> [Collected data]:
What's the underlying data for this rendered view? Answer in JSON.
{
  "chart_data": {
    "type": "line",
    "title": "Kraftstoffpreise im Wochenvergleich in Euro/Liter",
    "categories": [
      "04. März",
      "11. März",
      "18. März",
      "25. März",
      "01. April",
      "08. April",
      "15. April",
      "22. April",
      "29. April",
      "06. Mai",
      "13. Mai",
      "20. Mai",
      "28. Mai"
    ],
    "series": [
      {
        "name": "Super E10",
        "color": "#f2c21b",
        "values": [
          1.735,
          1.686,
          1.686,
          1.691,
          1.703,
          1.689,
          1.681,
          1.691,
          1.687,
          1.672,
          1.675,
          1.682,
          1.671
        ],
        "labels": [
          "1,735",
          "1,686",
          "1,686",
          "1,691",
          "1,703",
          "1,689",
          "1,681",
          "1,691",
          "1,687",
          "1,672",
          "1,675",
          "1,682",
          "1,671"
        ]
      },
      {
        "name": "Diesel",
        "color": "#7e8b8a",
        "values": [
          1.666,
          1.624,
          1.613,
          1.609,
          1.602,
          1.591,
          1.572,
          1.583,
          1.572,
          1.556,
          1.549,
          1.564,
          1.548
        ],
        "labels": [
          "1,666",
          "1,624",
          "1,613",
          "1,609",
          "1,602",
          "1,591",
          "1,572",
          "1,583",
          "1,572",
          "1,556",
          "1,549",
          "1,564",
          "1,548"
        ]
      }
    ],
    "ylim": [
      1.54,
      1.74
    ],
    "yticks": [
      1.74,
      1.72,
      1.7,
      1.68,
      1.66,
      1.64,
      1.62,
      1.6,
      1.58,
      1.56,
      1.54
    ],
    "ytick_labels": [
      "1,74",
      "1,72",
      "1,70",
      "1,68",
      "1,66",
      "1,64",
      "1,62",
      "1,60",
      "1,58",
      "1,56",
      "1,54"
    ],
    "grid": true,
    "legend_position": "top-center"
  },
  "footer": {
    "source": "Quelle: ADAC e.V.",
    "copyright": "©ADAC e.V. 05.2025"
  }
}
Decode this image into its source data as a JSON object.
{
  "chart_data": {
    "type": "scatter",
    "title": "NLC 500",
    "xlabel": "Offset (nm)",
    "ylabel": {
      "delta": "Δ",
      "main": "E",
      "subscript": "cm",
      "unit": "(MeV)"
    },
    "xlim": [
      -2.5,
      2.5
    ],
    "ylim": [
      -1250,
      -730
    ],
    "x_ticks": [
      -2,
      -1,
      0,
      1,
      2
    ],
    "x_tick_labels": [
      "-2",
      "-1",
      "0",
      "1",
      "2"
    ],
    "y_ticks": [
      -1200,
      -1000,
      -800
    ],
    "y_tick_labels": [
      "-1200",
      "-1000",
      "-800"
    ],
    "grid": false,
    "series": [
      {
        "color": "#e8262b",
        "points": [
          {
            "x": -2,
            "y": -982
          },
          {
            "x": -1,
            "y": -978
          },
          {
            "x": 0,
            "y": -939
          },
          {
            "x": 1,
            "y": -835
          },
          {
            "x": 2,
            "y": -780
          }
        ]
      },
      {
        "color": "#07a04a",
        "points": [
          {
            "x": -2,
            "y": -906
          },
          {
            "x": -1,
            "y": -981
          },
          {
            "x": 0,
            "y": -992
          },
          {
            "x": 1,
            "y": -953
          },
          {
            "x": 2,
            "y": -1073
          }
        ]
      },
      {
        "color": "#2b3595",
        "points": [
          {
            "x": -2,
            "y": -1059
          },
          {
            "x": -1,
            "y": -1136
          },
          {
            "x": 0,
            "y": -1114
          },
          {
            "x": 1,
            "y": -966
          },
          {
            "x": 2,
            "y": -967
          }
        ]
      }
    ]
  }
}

> [Instructions for the task]:
Reproduce the listing shown above in its entirety, exactly.

> [Solution to the exercise]:
What's the underlying data for this rendered view? Answer in JSON.
{
  "chart_data": {
    "type": "line",
    "title": "Kraftstoffpreise im Wochenvergleich in Euro/Liter",
    "categories": [
      "04. März",
      "11. März",
      "18. März",
      "25. März",
      "01. April",
      "08. April",
      "15. April",
      "22. April",
      "29. April",
      "06. Mai",
      "13. Mai",
      "20. Mai",
      "28. Mai"
    ],
    "series": [
      {
        "name": "Super E10",
        "color": "#f2c21b",
        "values": [
          1.735,
          1.686,
          1.686,
          1.691,
          1.703,
          1.689,
          1.681,
          1.691,
          1.687,
          1.672,
          1.675,
          1.682,
          1.671
        ],
        "labels": [
          "1,735",
          "1,686",
          "1,686",
          "1,691",
          "1,703",
          "1,689",
          "1,681",
          "1,691",
          "1,687",
          "1,672",
          "1,675",
          "1,682",
          "1,671"
        ]
      },
      {
        "name": "Diesel",
        "color": "#7e8b8a",
        "values": [
          1.666,
          1.624,
          1.613,
          1.609,
          1.602,
          1.591,
          1.572,
          1.583,
          1.572,
          1.556,
          1.549,
          1.564,
          1.548
        ],
        "labels": [
          "1,666",
          "1,624",
          "1,613",
          "1,609",
          "1,602",
          "1,591",
          "1,572",
          "1,583",
          "1,572",
          "1,556",
          "1,549",
          "1,564",
          "1,548"
        ]
      }
    ],
    "ylim": [
      1.54,
      1.74
    ],
    "yticks": [
      1.74,
      1.72,
      1.7,
      1.68,
      1.66,
      1.64,
      1.62,
      1.6,
      1.58,
      1.56,
      1.54
    ],
    "ytick_labels": [
      "1,74",
      "1,72",
      "1,70",
      "1,68",
      "1,66",
      "1,64",
      "1,62",
      "1,60",
      "1,58",
      "1,56",
      "1,54"
    ],
    "grid": true,
    "legend_position": "top-center"
  },
  "footer": {
    "source": "Quelle: ADAC e.V.",
    "copyright": "©ADAC e.V. 05.2025"
  }
}
Decode this image into its source data as a JSON object.
{
  "chart_data": {
    "type": "scatter",
    "title": "NLC 500",
    "xlabel": "Offset (nm)",
    "ylabel": {
      "delta": "Δ",
      "main": "E",
      "subscript": "cm",
      "unit": "(MeV)"
    },
    "xlim": [
      -2.5,
      2.5
    ],
    "ylim": [
      -1250,
      -730
    ],
    "x_ticks": [
      -2,
      -1,
      0,
      1,
      2
    ],
    "x_tick_labels": [
      "-2",
      "-1",
      "0",
      "1",
      "2"
    ],
    "y_ticks": [
      -1200,
      -1000,
      -800
    ],
    "y_tick_labels": [
      "-1200",
      "-1000",
      "-800"
    ],
    "grid": false,
    "series": [
      {
        "color": "#e8262b",
        "points": [
          {
            "x": -2,
            "y": -982
          },
          {
            "x": -1,
            "y": -978
          },
          {
            "x": 0,
            "y": -939
          },
          {
            "x": 1,
            "y": -835
          },
          {
            "x": 2,
            "y": -780
          }
        ]
      },
      {
        "color": "#07a04a",
        "points": [
          {
            "x": -2,
            "y": -906
          },
          {
            "x": -1,
            "y": -981
          },
          {
            "x": 0,
            "y": -992
          },
          {
            "x": 1,
            "y": -953
          },
          {
            "x": 2,
            "y": -1073
          }
        ]
      },
      {
        "color": "#2b3595",
        "points": [
          {
            "x": -2,
            "y": -1059
          },
          {
            "x": -1,
            "y": -1136
          },
          {
            "x": 0,
            "y": -1114
          },
          {
            "x": 1,
            "y": -966
          },
          {
            "x": 2,
            "y": -967
          }
        ]
      }
    ]
  }
}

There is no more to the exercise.